* Instructies opdracht *
Geef alle regels van de onderstaande gegevens weer als genummerde lijst en laat lege regels weg.

Lijsten van elementen en gebieden

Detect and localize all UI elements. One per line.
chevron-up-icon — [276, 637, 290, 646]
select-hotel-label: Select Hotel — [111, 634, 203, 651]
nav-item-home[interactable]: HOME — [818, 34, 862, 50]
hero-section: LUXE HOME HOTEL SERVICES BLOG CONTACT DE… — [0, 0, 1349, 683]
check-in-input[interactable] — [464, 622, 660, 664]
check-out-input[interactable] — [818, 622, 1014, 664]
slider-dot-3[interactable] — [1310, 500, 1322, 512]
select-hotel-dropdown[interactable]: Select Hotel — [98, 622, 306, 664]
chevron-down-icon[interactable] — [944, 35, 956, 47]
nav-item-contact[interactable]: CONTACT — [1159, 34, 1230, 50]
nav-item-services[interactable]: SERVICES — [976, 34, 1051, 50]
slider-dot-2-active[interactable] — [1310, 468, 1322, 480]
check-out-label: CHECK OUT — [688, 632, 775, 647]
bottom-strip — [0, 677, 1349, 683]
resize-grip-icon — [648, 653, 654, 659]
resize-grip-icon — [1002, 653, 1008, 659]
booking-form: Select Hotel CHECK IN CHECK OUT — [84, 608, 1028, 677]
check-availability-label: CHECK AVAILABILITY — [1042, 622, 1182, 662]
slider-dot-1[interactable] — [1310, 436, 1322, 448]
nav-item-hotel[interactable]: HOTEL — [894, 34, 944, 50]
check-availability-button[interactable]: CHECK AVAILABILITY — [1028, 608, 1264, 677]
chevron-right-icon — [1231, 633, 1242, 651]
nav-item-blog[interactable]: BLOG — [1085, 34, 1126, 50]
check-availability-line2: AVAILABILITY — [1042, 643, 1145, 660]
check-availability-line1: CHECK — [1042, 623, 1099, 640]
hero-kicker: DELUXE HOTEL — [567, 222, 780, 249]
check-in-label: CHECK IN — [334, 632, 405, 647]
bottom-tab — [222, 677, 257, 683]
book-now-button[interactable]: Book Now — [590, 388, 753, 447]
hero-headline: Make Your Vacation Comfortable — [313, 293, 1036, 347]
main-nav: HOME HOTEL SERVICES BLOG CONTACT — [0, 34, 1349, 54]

* Schriftelijk antwoord *
1. Detect and localize all UI elements. One per line.
2. chevron-up-icon — [276, 637, 290, 646]
3. select-hotel-label: Select Hotel — [111, 634, 203, 651]
4. nav-item-home[interactable]: HOME — [818, 34, 862, 50]
5. hero-section: LUXE HOME HOTEL SERVICES BLOG CONTACT DE… — [0, 0, 1349, 683]
6. check-in-input[interactable] — [464, 622, 660, 664]
7. check-out-input[interactable] — [818, 622, 1014, 664]
8. slider-dot-3[interactable] — [1310, 500, 1322, 512]
9. select-hotel-dropdown[interactable]: Select Hotel — [98, 622, 306, 664]
10. chevron-down-icon[interactable] — [944, 35, 956, 47]
11. nav-item-contact[interactable]: CONTACT — [1159, 34, 1230, 50]
12. nav-item-services[interactable]: SERVICES — [976, 34, 1051, 50]
13. slider-dot-2-active[interactable] — [1310, 468, 1322, 480]
14. check-out-label: CHECK OUT — [688, 632, 775, 647]
15. bottom-strip — [0, 677, 1349, 683]
16. resize-grip-icon — [648, 653, 654, 659]
17. resize-grip-icon — [1002, 653, 1008, 659]
18. booking-form: Select Hotel CHECK IN CHECK OUT — [84, 608, 1028, 677]
19. check-availability-label: CHECK AVAILABILITY — [1042, 622, 1182, 662]
20. slider-dot-1[interactable] — [1310, 436, 1322, 448]
21. nav-item-hotel[interactable]: HOTEL — [894, 34, 944, 50]
22. check-availability-button[interactable]: CHECK AVAILABILITY — [1028, 608, 1264, 677]
23. chevron-right-icon — [1231, 633, 1242, 651]
24. nav-item-blog[interactable]: BLOG — [1085, 34, 1126, 50]
25. check-availability-line2: AVAILABILITY — [1042, 643, 1145, 660]
26. check-availability-line1: CHECK — [1042, 623, 1099, 640]
27. hero-kicker: DELUXE HOTEL — [567, 222, 780, 249]
28. check-in-label: CHECK IN — [334, 632, 405, 647]
29. bottom-tab — [222, 677, 257, 683]
30. book-now-button[interactable]: Book Now — [590, 388, 753, 447]
31. hero-headline: Make Your Vacation Comfortable — [313, 293, 1036, 347]
32. main-nav: HOME HOTEL SERVICES BLOG CONTACT — [0, 34, 1349, 54]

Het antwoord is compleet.